- _Exercise inputs_:
::::::::::

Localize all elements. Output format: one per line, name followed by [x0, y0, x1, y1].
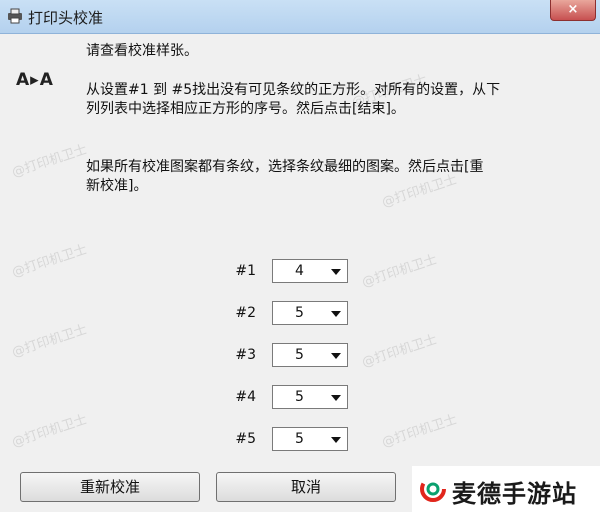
- instruction-heading: 请查看校准样张。: [86, 43, 198, 59]
- setting-select-2[interactable]: 5: [272, 301, 348, 325]
- recalibrate-button[interactable]: 重新校准: [20, 472, 200, 502]
- calibration-aa-icon: A▸A: [16, 70, 54, 90]
- instruction-text-2a: 如果所有校准图案都有条纹，选择条纹最细的图案。然后点击[重: [86, 159, 484, 175]
- setting-label-3: #3: [235, 347, 256, 363]
- instruction-text-1a: 从设置#1 到 #5找出没有可见条纹的正方形。对所有的设置，从下: [86, 82, 501, 98]
- cancel-button[interactable]: 取消: [216, 472, 396, 502]
- setting-select-5[interactable]: 5: [272, 427, 348, 451]
- window-title: 打印头校准: [28, 9, 104, 27]
- setting-select-3[interactable]: 5: [272, 343, 348, 367]
- brand-logo-icon: [420, 476, 446, 502]
- setting-select-4[interactable]: 5: [272, 385, 348, 409]
- dropdown-arrow-icon: [331, 269, 341, 275]
- title-bar: 打印头校准 ×: [0, 0, 600, 34]
- dropdown-arrow-icon: [331, 353, 341, 359]
- close-button[interactable]: ×: [550, 0, 596, 21]
- dropdown-arrow-icon: [331, 437, 341, 443]
- setting-label-1: #1: [235, 263, 256, 279]
- setting-label-4: #4: [235, 389, 256, 405]
- instruction-text-2b: 新校准]。: [86, 178, 148, 194]
- brand-name: 麦德手游站: [452, 480, 577, 508]
- setting-label-5: #5: [235, 431, 256, 447]
- setting-label-2: #2: [235, 305, 256, 321]
- setting-select-1[interactable]: 4: [272, 259, 348, 283]
- printer-icon: [8, 8, 22, 24]
- brand-watermark: 麦德手游站: [412, 466, 600, 512]
- instruction-text-1b: 列列表中选择相应正方形的序号。然后点击[结束]。: [86, 101, 405, 117]
- dropdown-arrow-icon: [331, 311, 341, 317]
- dropdown-arrow-icon: [331, 395, 341, 401]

::::::::::

- _Objective_: Convert the data lines into a Markdown table with columns Row and Line, one numbered row per line and blank lines omitted. Begin at the line containing "- instruction-heading: 请查看校准样张。: [86, 43, 198, 59]" and stop after the line containing "- calibration-aa-icon: A▸A: [16, 70, 54, 90]".

- _The completed task_:
| Row | Line |
|---|---|
| 1 | - instruction-heading: 请查看校准样张。: [86, 43, 198, 59] |
| 2 | - setting-select-2[interactable]: 5: [272, 301, 348, 325] |
| 3 | - recalibrate-button[interactable]: 重新校准: [20, 472, 200, 502] |
| 4 | - calibration-aa-icon: A▸A: [16, 70, 54, 90] |